Directions for this task
Copy each line in the data that includes the word "arrow".

##### Data

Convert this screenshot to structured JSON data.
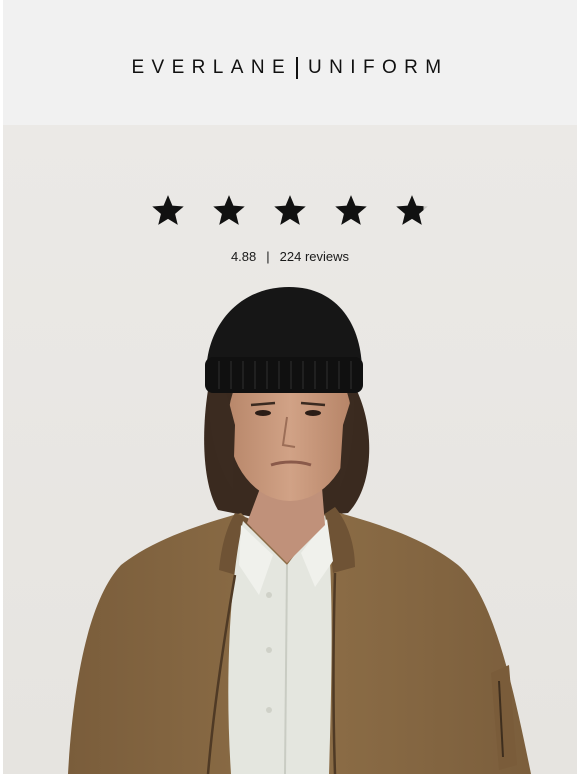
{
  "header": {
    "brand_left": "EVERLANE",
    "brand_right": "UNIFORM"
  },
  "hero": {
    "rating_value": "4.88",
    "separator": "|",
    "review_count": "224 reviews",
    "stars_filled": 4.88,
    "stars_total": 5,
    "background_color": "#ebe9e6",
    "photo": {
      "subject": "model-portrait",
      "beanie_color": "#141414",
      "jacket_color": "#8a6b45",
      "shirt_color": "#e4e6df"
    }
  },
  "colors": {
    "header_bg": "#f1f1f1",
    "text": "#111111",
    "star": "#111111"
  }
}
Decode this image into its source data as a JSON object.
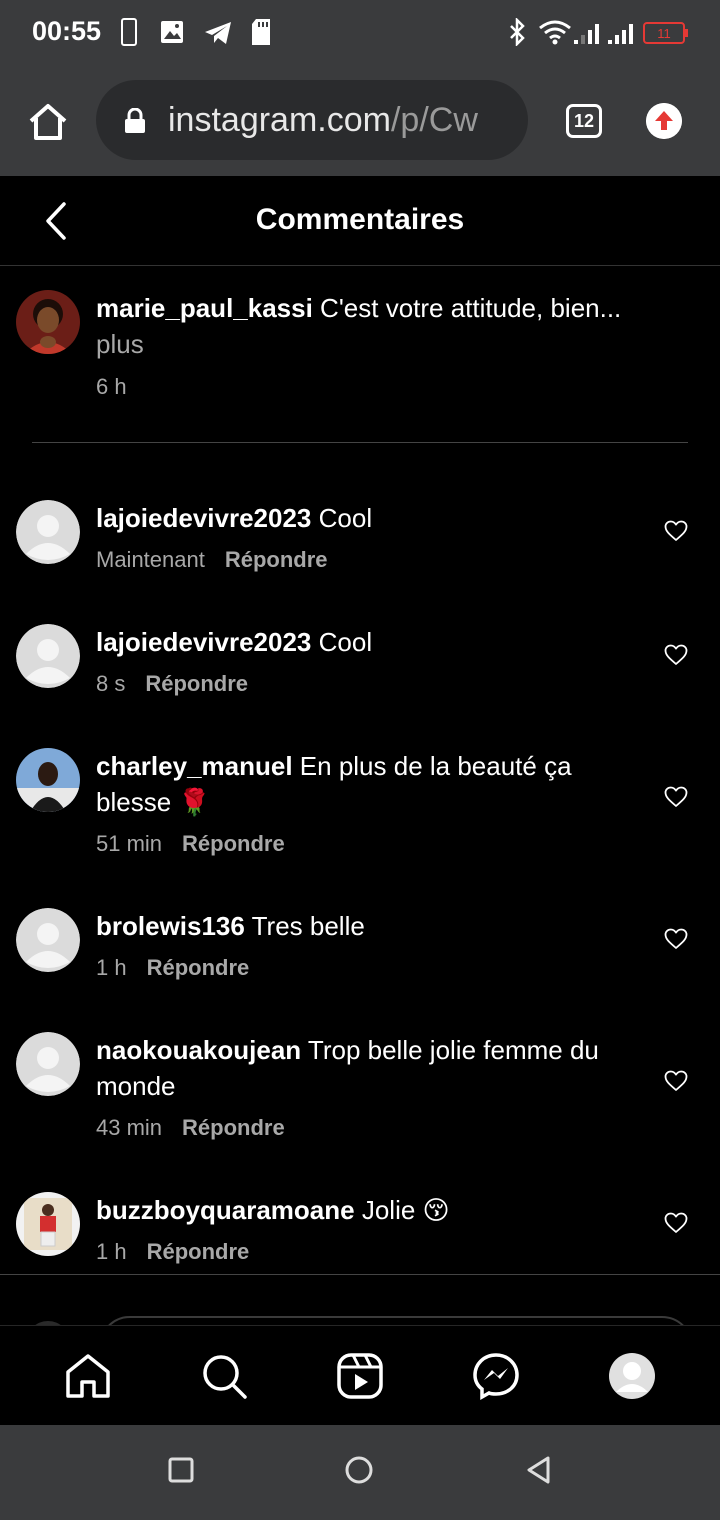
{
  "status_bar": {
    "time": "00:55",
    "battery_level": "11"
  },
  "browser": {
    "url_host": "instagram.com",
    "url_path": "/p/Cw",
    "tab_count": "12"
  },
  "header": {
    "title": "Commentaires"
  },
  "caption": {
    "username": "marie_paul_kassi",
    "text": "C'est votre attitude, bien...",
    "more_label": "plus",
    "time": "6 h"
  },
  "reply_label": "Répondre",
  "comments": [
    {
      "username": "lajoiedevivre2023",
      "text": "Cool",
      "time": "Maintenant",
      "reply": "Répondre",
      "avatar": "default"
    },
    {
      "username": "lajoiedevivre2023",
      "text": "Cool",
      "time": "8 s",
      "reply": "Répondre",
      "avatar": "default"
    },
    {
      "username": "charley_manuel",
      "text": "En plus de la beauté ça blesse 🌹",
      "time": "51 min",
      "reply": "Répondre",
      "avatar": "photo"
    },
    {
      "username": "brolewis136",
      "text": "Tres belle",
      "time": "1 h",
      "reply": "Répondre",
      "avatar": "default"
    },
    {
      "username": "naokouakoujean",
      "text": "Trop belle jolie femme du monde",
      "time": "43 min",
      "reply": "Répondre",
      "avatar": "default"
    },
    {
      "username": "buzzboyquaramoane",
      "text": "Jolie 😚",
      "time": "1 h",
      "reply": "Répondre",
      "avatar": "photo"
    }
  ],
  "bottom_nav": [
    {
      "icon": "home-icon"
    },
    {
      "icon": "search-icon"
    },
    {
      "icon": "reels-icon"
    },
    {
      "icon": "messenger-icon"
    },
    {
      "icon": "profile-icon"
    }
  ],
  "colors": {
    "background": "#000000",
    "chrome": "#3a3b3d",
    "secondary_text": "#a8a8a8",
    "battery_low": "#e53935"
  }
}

##########
##### Data

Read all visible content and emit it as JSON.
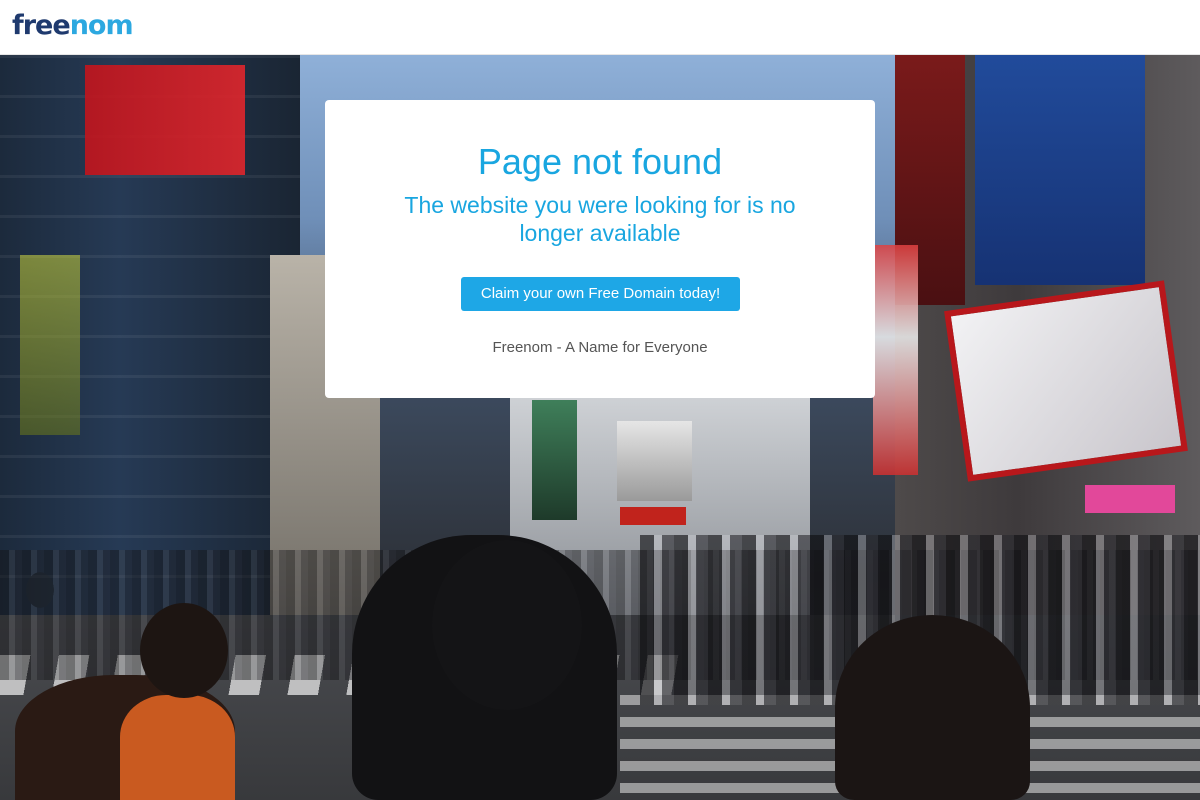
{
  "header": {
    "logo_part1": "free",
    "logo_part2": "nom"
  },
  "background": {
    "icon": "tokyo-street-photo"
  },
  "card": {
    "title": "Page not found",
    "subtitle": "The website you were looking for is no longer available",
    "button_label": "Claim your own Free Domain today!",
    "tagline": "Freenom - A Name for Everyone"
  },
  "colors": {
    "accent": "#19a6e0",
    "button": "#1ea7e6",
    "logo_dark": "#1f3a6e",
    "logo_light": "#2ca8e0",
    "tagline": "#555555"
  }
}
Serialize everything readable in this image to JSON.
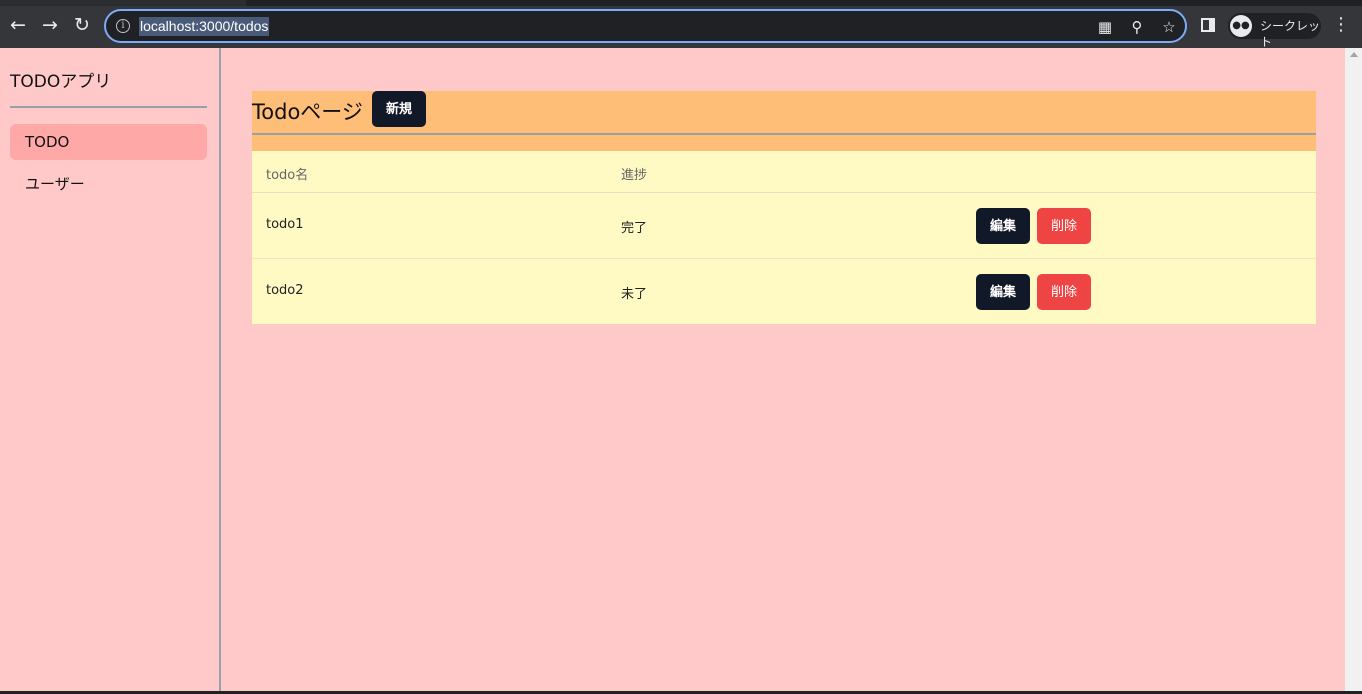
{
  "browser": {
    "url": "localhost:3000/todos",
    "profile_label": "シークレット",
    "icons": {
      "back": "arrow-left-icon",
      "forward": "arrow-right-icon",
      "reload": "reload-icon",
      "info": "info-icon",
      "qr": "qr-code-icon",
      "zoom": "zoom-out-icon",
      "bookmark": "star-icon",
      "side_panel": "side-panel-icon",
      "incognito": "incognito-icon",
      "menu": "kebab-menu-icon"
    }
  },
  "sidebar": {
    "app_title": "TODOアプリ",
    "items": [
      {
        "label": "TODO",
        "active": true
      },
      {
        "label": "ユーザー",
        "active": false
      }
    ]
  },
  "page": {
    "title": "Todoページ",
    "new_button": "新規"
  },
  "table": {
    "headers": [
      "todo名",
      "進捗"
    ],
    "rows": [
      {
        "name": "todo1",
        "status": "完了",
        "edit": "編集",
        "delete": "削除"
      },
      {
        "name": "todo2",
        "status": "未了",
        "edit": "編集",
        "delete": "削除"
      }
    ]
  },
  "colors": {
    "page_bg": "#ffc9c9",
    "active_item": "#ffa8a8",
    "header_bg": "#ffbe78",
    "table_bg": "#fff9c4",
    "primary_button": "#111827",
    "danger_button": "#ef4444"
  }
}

##########

Complete answer
      "back": "arrow-left-icon",
      "forward": "arrow-right-icon",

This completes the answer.